[Extracted records]
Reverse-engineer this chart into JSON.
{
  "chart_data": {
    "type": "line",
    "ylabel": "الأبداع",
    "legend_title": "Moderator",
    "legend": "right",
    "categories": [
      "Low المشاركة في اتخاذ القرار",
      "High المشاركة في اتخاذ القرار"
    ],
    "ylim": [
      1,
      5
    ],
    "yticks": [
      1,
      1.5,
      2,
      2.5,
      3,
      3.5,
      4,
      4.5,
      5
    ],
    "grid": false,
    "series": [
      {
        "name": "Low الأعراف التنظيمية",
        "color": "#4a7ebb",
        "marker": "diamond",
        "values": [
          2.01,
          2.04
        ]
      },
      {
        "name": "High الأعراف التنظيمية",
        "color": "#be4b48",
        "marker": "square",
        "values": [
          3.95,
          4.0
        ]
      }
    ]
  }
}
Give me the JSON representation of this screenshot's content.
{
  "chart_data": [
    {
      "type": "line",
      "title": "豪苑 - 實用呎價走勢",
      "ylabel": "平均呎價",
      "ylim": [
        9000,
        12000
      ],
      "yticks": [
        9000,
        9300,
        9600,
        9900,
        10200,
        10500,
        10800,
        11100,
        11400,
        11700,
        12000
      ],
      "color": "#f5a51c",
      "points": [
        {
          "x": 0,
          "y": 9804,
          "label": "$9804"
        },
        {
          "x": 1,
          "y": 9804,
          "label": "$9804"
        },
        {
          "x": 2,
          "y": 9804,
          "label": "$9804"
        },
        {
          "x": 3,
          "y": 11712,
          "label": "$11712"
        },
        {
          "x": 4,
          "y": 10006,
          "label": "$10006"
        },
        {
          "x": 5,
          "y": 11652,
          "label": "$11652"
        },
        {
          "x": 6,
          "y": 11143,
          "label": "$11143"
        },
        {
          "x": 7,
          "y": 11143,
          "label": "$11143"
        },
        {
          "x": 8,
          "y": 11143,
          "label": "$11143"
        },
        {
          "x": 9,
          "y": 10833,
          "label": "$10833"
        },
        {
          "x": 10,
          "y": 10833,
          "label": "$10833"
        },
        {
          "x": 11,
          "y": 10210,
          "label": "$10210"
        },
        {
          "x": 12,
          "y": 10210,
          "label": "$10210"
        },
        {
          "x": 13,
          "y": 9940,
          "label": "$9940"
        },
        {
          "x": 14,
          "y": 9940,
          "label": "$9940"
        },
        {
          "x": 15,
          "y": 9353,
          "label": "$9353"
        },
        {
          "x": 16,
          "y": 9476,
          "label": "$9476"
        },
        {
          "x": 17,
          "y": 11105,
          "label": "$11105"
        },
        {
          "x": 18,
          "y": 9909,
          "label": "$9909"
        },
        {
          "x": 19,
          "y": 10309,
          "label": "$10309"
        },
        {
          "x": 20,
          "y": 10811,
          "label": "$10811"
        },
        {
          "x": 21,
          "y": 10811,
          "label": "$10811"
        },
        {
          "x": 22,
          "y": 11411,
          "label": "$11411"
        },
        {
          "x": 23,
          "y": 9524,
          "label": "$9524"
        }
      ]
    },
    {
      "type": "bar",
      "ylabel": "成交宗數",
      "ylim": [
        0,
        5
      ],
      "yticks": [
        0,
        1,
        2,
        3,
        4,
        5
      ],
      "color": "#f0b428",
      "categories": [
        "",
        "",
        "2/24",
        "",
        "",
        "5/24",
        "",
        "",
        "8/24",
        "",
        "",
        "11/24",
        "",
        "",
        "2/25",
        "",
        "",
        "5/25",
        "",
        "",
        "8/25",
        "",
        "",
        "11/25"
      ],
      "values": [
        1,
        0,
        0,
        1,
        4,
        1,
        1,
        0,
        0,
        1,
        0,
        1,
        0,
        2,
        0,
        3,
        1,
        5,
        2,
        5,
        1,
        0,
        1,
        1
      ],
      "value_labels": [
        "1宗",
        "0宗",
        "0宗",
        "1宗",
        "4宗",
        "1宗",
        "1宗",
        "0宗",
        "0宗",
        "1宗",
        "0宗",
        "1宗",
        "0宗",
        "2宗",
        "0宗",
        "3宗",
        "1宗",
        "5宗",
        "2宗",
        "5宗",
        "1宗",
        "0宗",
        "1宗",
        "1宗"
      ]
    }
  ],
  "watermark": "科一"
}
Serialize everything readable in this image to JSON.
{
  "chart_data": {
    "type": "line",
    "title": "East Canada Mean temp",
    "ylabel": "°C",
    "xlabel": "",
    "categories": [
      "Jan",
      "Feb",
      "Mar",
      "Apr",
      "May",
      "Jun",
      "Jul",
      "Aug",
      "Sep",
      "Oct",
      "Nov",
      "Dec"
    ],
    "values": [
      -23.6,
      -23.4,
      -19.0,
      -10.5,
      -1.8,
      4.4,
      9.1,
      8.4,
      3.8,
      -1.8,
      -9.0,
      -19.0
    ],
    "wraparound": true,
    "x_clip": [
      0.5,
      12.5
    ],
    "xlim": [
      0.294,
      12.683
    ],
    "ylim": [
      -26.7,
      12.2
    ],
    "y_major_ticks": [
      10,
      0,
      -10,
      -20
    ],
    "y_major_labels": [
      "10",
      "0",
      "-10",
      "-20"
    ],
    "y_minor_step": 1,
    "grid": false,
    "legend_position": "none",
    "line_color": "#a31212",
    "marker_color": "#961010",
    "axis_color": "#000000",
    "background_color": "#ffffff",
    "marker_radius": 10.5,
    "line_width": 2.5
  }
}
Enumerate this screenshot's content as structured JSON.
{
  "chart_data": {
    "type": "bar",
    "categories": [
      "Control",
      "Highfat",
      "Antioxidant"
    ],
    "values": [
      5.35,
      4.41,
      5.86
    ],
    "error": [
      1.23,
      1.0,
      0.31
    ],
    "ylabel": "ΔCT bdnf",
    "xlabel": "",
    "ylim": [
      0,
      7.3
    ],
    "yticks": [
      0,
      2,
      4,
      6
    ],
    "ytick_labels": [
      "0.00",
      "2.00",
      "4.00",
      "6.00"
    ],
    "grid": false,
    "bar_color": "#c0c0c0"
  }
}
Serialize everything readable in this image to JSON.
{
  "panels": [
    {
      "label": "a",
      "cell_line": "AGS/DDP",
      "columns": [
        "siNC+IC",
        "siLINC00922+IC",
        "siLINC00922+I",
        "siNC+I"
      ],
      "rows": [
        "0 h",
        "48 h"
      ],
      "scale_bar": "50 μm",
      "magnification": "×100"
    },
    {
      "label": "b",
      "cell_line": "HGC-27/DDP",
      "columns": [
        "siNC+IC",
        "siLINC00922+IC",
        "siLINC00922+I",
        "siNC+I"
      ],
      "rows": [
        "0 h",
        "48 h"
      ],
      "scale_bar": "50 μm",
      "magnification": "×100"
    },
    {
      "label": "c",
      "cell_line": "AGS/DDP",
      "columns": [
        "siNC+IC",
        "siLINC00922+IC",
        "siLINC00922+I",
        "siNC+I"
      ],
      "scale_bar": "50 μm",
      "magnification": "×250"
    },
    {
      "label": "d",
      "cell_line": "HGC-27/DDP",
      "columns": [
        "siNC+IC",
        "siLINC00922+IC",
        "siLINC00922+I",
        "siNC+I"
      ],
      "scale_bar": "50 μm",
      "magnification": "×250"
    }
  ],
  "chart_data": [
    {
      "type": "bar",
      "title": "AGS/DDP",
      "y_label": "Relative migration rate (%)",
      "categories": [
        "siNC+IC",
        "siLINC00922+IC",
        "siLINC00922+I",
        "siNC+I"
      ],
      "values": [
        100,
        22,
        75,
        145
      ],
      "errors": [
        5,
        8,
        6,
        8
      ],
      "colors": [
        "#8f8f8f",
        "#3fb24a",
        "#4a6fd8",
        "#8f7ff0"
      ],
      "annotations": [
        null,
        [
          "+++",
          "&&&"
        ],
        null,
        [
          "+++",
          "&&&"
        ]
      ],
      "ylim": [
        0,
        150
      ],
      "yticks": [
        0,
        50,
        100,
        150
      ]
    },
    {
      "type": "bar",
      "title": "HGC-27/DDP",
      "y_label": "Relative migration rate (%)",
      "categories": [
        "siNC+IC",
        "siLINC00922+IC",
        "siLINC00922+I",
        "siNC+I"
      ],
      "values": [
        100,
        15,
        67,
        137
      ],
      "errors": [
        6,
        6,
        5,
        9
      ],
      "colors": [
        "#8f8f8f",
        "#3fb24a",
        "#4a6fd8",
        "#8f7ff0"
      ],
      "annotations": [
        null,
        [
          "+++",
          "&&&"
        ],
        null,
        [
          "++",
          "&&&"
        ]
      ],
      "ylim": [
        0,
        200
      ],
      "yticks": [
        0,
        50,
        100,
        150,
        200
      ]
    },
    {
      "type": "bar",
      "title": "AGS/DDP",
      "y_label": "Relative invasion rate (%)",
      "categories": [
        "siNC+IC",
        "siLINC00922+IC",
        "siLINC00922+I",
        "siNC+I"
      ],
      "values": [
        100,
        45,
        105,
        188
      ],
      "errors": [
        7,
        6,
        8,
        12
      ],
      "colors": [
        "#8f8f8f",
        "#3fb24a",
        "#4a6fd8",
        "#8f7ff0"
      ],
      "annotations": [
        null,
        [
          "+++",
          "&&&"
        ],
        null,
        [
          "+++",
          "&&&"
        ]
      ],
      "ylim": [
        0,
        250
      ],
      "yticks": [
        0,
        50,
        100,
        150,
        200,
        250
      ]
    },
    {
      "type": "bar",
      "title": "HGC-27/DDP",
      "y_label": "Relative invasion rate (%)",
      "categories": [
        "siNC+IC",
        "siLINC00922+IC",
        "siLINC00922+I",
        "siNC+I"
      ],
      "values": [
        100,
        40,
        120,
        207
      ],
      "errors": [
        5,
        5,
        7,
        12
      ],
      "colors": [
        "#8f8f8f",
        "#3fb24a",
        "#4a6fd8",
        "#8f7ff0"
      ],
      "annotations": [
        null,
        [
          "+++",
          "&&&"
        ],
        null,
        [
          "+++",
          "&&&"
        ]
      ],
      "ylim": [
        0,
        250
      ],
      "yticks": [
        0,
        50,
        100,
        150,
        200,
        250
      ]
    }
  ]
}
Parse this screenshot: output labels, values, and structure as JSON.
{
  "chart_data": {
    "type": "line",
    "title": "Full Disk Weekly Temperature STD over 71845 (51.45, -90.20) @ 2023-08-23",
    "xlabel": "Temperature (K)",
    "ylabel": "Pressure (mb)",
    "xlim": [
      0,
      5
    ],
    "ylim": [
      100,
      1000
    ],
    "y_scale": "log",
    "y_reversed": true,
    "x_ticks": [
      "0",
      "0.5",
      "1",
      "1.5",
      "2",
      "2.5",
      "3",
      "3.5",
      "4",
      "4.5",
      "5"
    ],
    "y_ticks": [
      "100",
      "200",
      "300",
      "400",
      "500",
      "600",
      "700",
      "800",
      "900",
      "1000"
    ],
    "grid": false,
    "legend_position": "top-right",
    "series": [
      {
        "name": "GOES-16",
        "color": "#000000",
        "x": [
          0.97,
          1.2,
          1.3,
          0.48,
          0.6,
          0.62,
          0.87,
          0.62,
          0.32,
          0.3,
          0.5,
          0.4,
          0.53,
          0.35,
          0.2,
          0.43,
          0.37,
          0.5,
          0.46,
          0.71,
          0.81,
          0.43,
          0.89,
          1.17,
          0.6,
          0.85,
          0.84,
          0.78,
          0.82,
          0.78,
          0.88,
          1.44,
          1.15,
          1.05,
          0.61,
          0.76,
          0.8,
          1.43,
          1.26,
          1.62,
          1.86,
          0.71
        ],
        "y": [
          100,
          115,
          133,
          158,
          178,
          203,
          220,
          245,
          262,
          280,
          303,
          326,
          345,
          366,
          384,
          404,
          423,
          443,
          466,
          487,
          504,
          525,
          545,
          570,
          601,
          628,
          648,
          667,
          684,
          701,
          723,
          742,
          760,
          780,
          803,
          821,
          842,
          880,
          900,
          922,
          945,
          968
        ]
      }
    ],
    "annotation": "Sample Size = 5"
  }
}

What you have to do
Pick out all lines containing the string "التنظيمية".

Full answer
        "name": "Low الأعراف التنظيمية",
        "name": "High الأعراف التنظيمية",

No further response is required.